Exercise instructions — Gather all lines in the records below that include the word "JSON".
--- begin Stored records ---
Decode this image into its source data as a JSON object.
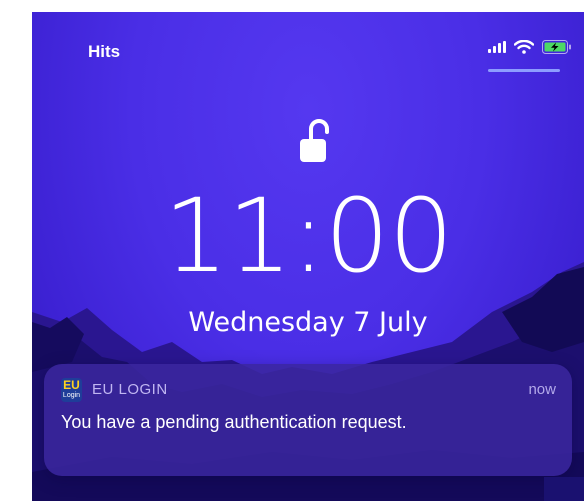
{
  "status_bar": {
    "carrier": "Hits"
  },
  "lock_screen": {
    "time": "11:00",
    "date": "Wednesday 7 July"
  },
  "notification": {
    "app_name": "EU LOGIN",
    "icon_text": "EU",
    "icon_subtext": "Login",
    "time": "now",
    "body": "You have a pending authentication request."
  },
  "colors": {
    "wallpaper": "#4a2ee6",
    "battery_charging": "#4cd964",
    "notification_bg": "#3a269e"
  }
}
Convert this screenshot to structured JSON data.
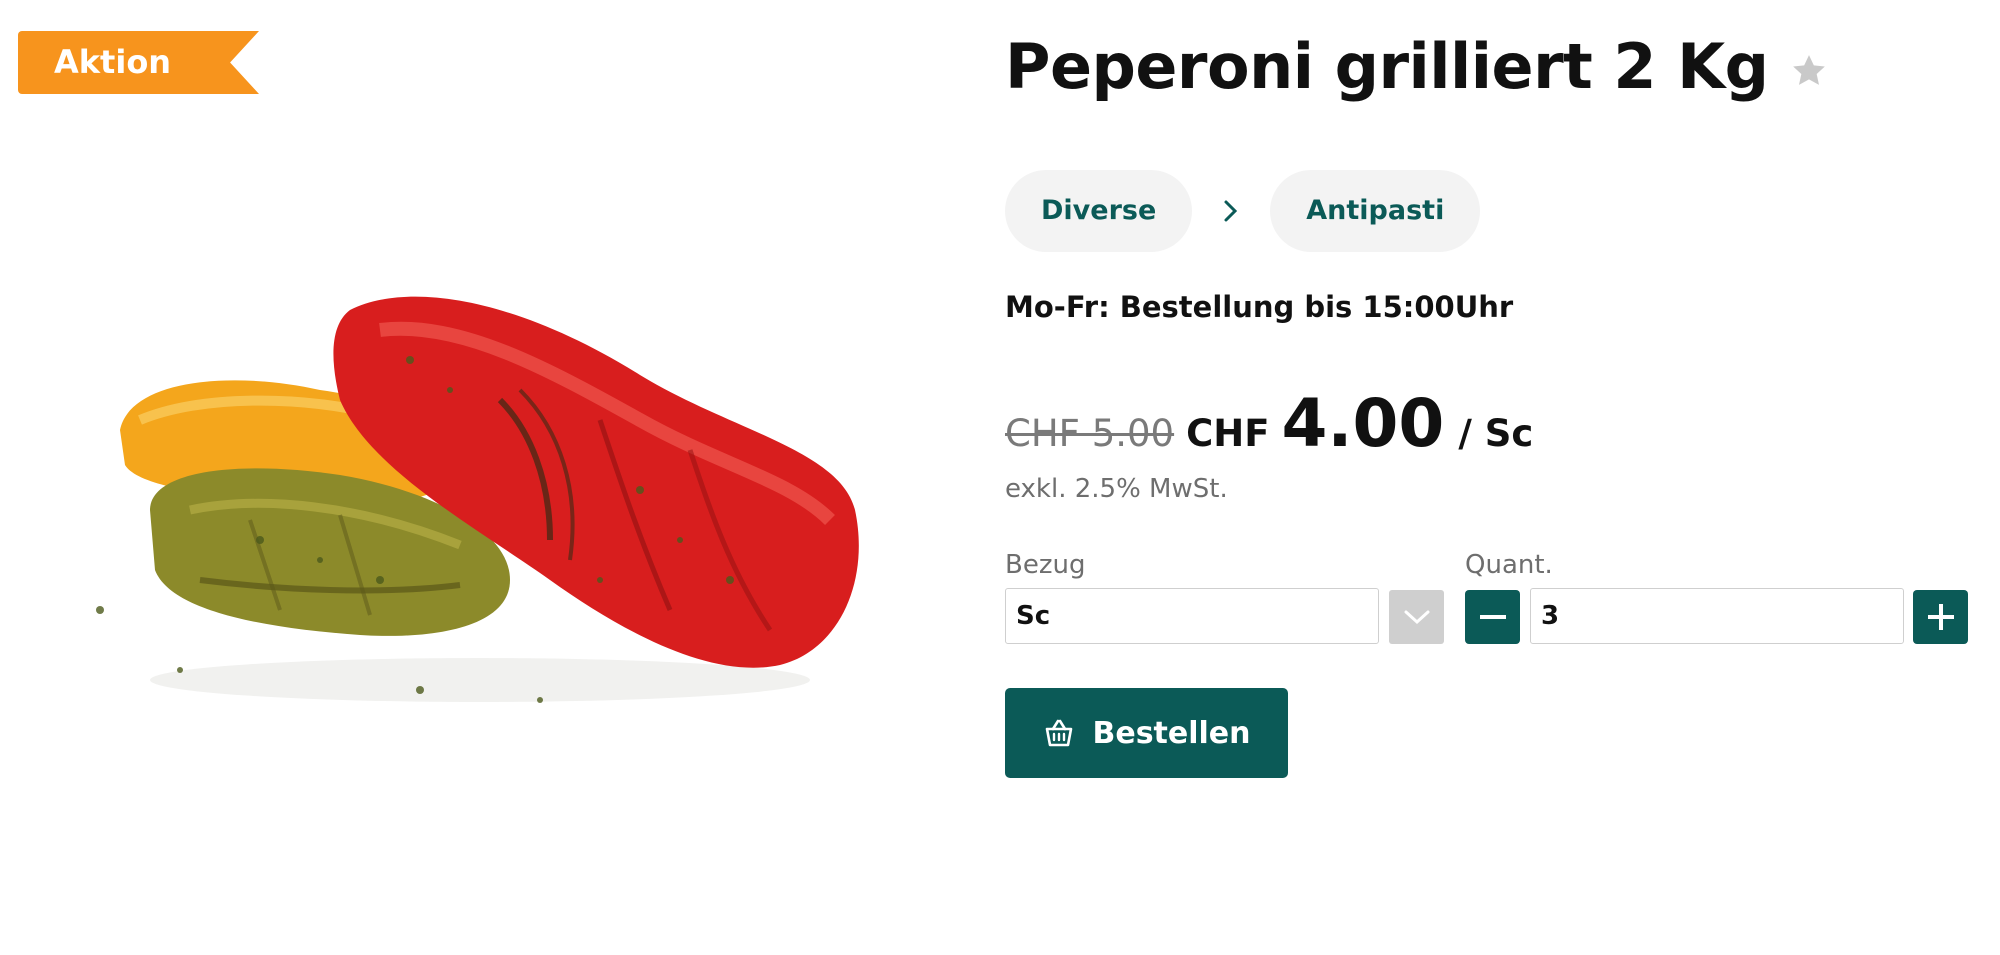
{
  "badge": {
    "label": "Aktion"
  },
  "product": {
    "title": "Peperoni grilliert 2 Kg",
    "image_alt": "grilled peppers"
  },
  "breadcrumb": {
    "items": [
      {
        "label": "Diverse"
      },
      {
        "label": "Antipasti"
      }
    ]
  },
  "order_deadline": "Mo-Fr: Bestellung bis 15:00Uhr",
  "pricing": {
    "old_price": "CHF 5.00",
    "currency": "CHF",
    "price": "4.00",
    "unit": "/ Sc",
    "vat_note": "exkl. 2.5% MwSt."
  },
  "bezug": {
    "label": "Bezug",
    "selected": "Sc"
  },
  "quantity": {
    "label": "Quant.",
    "value": "3"
  },
  "order_button": {
    "label": "Bestellen"
  },
  "colors": {
    "accent": "#0b5a57",
    "badge": "#f7941d",
    "chip_bg": "#f3f3f3"
  },
  "icons": [
    "star-icon",
    "chevron-right-icon",
    "chevron-down-icon",
    "minus-icon",
    "plus-icon",
    "basket-icon"
  ]
}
--- end Stored records ---
Completed exercise —
Decode this image into its source data as a JSON object.
Convert this screenshot to structured JSON data.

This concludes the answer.